The International Transport Workers' Federation has added the ship registries of two more countries, Gabon and Eswatini, to its list of Flags of convenience (FOCs).

An FOC is a ship registry which charges fees to shipowners but without undertaking the regulatory, crew safety and welfare responsibilities of a genuine flag state. Many countries that operate an FOC registry are in severe economic distress and use their registry to gain income, while lacking the power or funding to meet their responsibilities. This allows shipowners to adopt poor standards, hide their identity, and avoid international sanctions.

Including the two new additions, 43 countries have been declared FOCs by the ITF's Fair Practices Committee.

Avoiding accountability

Speaking at a press conference held at ITF House, London, on 16 May 2024, ITF president Paddy Crumlin explained how the FOC system allows for labour abuses.

'The whole basis for registering your ships with an FOC is to avoid accountability on safety and tax, to circumvent human rights,' he said. 'There's no real regulation, because the FOCs don't have the capacity and aren't geared for it. There's abandonment, virtual imprisonment, high death rates.

'ESG [environmental, social and governance standards] hasn't reached into the shipping industry. The accountabilities companies in other industries are meeting do not exist.'

Mr Crumlin pointed out that several major players in the shipping industry are complicit, because even when their own vessels are registered with quality flags, they often charter vessels that are registered with FOCs without applying their own ESG requirements.

No genuine link

The first of the two new FOCs is Eswatini (formerly known as Swaziland). The landlocked country, 40 miles from the ocean, is one of the smallest countries in the world. It is not a member of the United Nations' International Maritime Organization and has not ratified the SOLAS maritime safety convention.

Listed records ▸

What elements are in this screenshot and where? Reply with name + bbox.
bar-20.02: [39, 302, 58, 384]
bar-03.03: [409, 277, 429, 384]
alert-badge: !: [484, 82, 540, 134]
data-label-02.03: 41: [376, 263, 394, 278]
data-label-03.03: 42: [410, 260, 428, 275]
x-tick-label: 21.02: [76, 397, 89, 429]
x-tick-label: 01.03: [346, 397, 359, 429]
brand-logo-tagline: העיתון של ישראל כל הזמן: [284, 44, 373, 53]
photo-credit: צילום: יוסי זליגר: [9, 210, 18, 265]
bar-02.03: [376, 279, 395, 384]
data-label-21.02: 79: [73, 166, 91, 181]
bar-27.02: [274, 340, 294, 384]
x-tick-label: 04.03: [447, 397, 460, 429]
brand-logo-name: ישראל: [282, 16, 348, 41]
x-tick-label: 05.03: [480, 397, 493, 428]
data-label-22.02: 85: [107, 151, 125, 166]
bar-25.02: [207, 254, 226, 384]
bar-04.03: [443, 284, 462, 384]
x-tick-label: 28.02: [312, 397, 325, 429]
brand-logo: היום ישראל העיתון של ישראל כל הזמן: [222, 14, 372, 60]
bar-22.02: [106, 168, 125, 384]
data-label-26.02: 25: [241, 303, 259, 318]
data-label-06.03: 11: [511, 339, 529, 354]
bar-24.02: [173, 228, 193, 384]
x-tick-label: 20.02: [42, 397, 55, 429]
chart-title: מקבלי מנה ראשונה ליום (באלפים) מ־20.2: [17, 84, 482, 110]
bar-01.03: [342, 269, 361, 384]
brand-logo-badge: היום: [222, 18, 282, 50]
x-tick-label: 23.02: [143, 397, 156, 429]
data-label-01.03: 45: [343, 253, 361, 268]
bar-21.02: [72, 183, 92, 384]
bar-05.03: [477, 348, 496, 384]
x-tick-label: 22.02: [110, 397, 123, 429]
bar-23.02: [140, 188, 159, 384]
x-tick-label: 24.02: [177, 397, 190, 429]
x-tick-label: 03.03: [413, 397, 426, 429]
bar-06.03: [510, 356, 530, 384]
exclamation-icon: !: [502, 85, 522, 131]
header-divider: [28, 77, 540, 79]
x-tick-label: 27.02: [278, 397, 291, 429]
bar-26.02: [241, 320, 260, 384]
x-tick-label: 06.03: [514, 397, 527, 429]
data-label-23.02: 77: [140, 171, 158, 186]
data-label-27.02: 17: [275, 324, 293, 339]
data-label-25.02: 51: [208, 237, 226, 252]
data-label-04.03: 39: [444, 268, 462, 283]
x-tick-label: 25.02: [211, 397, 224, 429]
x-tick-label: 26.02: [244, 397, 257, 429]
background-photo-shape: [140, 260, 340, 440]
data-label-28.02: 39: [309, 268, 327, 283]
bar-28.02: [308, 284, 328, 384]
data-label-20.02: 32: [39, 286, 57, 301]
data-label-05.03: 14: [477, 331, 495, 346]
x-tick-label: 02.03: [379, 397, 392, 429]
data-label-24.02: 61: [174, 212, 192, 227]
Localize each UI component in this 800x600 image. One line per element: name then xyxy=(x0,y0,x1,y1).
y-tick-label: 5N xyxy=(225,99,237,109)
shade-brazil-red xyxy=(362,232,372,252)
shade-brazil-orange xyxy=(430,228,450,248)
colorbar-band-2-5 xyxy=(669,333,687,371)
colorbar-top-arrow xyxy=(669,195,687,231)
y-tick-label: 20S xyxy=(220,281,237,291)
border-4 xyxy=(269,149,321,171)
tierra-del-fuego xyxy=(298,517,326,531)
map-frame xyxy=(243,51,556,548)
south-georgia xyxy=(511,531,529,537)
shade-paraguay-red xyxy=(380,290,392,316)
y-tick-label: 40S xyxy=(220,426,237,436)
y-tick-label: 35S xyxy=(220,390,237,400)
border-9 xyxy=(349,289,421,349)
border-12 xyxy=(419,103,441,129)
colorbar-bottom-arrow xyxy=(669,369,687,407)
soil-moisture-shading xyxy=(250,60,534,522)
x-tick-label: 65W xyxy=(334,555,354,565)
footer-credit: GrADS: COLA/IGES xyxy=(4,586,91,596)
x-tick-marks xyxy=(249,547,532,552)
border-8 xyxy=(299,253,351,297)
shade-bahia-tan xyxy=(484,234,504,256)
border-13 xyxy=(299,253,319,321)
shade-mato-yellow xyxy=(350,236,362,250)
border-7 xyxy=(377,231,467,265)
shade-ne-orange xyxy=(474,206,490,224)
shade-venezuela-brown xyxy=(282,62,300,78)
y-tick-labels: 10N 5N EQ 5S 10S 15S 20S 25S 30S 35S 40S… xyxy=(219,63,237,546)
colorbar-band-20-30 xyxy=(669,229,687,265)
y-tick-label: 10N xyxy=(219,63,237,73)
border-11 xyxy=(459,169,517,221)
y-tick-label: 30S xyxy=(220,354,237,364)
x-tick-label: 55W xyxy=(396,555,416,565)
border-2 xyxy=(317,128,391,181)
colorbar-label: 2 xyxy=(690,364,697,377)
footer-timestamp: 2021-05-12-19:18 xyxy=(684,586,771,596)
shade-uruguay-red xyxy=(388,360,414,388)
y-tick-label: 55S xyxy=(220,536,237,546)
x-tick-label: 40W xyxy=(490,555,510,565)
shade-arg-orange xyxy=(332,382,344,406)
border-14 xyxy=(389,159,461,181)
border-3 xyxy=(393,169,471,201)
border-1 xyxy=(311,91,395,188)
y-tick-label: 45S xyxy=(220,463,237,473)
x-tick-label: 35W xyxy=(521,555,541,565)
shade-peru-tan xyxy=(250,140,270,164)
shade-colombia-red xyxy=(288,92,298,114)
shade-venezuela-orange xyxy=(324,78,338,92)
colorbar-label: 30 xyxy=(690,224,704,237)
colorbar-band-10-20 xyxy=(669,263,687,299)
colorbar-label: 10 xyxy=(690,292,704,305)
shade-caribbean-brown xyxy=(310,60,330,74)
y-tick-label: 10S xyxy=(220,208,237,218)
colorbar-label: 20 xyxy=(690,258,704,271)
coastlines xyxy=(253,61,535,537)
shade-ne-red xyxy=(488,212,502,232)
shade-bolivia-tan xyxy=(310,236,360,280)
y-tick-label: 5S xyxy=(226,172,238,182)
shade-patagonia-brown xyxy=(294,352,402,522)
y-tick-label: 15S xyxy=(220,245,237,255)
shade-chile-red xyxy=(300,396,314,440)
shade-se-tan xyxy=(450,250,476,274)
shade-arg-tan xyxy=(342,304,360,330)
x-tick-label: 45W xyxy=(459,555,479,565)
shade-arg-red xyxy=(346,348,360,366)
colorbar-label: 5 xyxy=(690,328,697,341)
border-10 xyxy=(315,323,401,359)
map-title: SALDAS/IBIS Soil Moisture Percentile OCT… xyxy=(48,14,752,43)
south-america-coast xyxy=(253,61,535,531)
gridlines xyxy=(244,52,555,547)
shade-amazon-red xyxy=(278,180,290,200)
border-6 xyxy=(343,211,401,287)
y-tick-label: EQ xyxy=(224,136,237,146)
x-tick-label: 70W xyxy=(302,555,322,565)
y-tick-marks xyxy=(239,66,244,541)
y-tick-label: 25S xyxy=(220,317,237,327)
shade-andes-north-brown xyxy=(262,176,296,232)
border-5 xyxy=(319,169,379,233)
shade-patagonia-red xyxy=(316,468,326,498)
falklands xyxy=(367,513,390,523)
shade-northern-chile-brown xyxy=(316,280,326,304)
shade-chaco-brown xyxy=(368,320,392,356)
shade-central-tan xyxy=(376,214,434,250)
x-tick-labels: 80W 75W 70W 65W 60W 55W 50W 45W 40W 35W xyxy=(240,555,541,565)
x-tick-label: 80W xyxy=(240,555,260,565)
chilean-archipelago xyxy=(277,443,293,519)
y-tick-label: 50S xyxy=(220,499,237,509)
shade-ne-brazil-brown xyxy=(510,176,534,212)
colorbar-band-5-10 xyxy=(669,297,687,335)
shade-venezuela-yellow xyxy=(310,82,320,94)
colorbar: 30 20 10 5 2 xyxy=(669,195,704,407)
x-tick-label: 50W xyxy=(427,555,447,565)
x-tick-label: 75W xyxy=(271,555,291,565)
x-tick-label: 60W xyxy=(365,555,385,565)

Work request 1 ▸
According to the article on flags of convenience, how many countries has the ITF's Fair Practices Committee declared FOCs, counting the two new additions?
Work request 2 ▸
Continue the article on flags of convenience from its last sentence.

Reply 1 ▸
43 countries.

Reply 2 ▸
It currently has seven vessels on its registry, all of which would normally be subject to international sanctions (there are possibly 14 vessels registered, but the Eswatini registry's website is unclear about this and this may be counting the same ships twice).

Gabon has about 230 vessels, of which only six have a genuine link to Gabon. It is the fastest growing registry in the world, especially after international sanctions went into effect following the Russian invasion of Ukraine.


At the press conference, the ITF also warned that seafarer abandonment – which hit a new high in 2023 – is likely to be even worse in 2024. Cases were formerly concentrated in hotspots such as the Persian Gulf but now occur worldwide, even in North America and Europe.

The FOC system makes abandonment worse, because it is difficult to trace the ownership of the vessel when it is registered with an FOC to bring pressure for the seafarers to be repatriated and to restore their unpaid wages. This was particularly problematic when seafarers struggled to get home due to Covid-19 travel restrictions.

'We report almost 100% of the abandonment cases reported to the International Labour Organization,' said ITF inspectorate coordinator Steve Trowsdale.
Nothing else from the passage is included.